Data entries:
-- BEGIN --

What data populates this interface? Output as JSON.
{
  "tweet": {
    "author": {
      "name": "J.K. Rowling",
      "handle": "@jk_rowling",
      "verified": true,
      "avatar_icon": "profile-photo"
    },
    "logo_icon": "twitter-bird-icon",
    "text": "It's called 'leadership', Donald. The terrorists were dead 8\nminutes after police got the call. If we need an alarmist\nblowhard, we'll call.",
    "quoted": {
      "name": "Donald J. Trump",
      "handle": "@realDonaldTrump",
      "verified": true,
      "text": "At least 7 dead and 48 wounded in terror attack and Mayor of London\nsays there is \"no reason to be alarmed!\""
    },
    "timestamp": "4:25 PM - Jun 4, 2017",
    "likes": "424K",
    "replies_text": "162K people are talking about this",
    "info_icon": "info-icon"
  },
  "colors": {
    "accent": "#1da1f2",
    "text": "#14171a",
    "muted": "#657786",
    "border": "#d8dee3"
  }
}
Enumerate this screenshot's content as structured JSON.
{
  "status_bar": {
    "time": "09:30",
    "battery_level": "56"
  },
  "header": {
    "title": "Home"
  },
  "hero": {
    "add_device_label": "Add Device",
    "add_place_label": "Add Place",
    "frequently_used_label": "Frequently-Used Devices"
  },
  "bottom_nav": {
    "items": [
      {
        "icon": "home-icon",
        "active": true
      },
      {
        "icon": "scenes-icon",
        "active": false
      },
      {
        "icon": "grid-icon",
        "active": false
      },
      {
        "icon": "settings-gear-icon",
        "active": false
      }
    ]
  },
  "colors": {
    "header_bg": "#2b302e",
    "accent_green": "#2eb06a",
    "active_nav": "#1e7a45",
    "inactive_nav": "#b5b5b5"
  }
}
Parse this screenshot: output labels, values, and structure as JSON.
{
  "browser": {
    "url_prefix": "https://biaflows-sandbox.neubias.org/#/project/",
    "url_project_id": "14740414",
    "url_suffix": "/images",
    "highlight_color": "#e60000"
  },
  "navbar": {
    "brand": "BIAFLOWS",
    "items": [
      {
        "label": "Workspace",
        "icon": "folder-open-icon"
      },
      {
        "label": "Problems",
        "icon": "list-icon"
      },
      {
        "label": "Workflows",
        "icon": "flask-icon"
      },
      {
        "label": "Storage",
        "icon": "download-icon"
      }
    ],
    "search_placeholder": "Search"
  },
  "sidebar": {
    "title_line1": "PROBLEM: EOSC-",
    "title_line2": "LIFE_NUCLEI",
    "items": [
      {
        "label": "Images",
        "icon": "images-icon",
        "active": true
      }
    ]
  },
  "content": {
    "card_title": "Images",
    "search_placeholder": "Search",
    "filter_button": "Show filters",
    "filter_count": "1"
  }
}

-- END --

**Task objective:** Pick out the lines containing the string "handle".

**Solution for this exercise:**
      "handle": "@jk_rowling",
      "handle": "@realDonaldTrump",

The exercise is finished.